Would you output the whole listing below, exactly as it reads?

## Stored data
(begin)
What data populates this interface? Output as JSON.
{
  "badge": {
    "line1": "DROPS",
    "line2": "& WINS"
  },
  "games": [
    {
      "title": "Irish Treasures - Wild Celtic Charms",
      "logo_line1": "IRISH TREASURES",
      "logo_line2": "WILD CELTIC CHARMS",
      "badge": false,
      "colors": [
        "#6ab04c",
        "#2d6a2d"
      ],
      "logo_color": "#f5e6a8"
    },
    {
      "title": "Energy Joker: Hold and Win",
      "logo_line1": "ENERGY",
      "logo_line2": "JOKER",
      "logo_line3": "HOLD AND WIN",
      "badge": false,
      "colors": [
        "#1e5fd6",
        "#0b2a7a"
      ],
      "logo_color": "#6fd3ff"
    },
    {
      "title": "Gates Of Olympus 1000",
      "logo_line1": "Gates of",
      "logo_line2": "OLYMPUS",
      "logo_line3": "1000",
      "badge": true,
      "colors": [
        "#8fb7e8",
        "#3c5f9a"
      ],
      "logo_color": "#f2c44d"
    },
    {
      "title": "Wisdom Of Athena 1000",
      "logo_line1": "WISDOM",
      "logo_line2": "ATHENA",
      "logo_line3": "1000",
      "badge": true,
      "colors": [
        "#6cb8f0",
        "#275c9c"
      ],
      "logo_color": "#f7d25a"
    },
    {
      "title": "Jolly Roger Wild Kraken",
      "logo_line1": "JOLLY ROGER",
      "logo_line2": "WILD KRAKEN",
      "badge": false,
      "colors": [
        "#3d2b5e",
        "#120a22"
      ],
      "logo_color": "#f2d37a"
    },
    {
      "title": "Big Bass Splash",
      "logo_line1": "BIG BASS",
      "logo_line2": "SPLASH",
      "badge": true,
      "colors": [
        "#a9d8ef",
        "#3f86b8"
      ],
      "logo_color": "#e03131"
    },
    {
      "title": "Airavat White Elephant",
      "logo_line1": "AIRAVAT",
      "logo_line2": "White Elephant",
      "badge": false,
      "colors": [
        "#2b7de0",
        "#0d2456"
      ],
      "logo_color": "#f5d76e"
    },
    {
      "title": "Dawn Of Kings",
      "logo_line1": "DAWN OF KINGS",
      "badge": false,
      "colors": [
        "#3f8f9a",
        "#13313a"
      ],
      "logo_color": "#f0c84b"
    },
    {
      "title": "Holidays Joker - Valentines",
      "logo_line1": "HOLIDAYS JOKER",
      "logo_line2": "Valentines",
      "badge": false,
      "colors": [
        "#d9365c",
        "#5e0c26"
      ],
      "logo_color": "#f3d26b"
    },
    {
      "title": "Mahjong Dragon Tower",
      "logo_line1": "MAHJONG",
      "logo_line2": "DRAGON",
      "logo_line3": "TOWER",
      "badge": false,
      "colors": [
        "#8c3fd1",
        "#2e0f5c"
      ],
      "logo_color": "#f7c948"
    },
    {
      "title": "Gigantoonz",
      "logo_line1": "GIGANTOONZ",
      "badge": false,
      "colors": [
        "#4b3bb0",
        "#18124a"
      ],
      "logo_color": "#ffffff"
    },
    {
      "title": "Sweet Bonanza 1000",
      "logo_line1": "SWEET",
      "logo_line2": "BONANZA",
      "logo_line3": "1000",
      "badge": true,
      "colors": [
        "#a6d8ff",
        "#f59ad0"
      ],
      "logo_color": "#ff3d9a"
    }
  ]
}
(end)
## CORRECT RESULT
What data populates this interface? Output as JSON.
{
  "badge": {
    "line1": "DROPS",
    "line2": "& WINS"
  },
  "games": [
    {
      "title": "Irish Treasures - Wild Celtic Charms",
      "logo_line1": "IRISH TREASURES",
      "logo_line2": "WILD CELTIC CHARMS",
      "badge": false,
      "colors": [
        "#6ab04c",
        "#2d6a2d"
      ],
      "logo_color": "#f5e6a8"
    },
    {
      "title": "Energy Joker: Hold and Win",
      "logo_line1": "ENERGY",
      "logo_line2": "JOKER",
      "logo_line3": "HOLD AND WIN",
      "badge": false,
      "colors": [
        "#1e5fd6",
        "#0b2a7a"
      ],
      "logo_color": "#6fd3ff"
    },
    {
      "title": "Gates Of Olympus 1000",
      "logo_line1": "Gates of",
      "logo_line2": "OLYMPUS",
      "logo_line3": "1000",
      "badge": true,
      "colors": [
        "#8fb7e8",
        "#3c5f9a"
      ],
      "logo_color": "#f2c44d"
    },
    {
      "title": "Wisdom Of Athena 1000",
      "logo_line1": "WISDOM",
      "logo_line2": "ATHENA",
      "logo_line3": "1000",
      "badge": true,
      "colors": [
        "#6cb8f0",
        "#275c9c"
      ],
      "logo_color": "#f7d25a"
    },
    {
      "title": "Jolly Roger Wild Kraken",
      "logo_line1": "JOLLY ROGER",
      "logo_line2": "WILD KRAKEN",
      "badge": false,
      "colors": [
        "#3d2b5e",
        "#120a22"
      ],
      "logo_color": "#f2d37a"
    },
    {
      "title": "Big Bass Splash",
      "logo_line1": "BIG BASS",
      "logo_line2": "SPLASH",
      "badge": true,
      "colors": [
        "#a9d8ef",
        "#3f86b8"
      ],
      "logo_color": "#e03131"
    },
    {
      "title": "Airavat White Elephant",
      "logo_line1": "AIRAVAT",
      "logo_line2": "White Elephant",
      "badge": false,
      "colors": [
        "#2b7de0",
        "#0d2456"
      ],
      "logo_color": "#f5d76e"
    },
    {
      "title": "Dawn Of Kings",
      "logo_line1": "DAWN OF KINGS",
      "badge": false,
      "colors": [
        "#3f8f9a",
        "#13313a"
      ],
      "logo_color": "#f0c84b"
    },
    {
      "title": "Holidays Joker - Valentines",
      "logo_line1": "HOLIDAYS JOKER",
      "logo_line2": "Valentines",
      "badge": false,
      "colors": [
        "#d9365c",
        "#5e0c26"
      ],
      "logo_color": "#f3d26b"
    },
    {
      "title": "Mahjong Dragon Tower",
      "logo_line1": "MAHJONG",
      "logo_line2": "DRAGON",
      "logo_line3": "TOWER",
      "badge": false,
      "colors": [
        "#8c3fd1",
        "#2e0f5c"
      ],
      "logo_color": "#f7c948"
    },
    {
      "title": "Gigantoonz",
      "logo_line1": "GIGANTOONZ",
      "badge": false,
      "colors": [
        "#4b3bb0",
        "#18124a"
      ],
      "logo_color": "#ffffff"
    },
    {
      "title": "Sweet Bonanza 1000",
      "logo_line1": "SWEET",
      "logo_line2": "BONANZA",
      "logo_line3": "1000",
      "badge": true,
      "colors": [
        "#a6d8ff",
        "#f59ad0"
      ],
      "logo_color": "#ff3d9a"
    }
  ]
}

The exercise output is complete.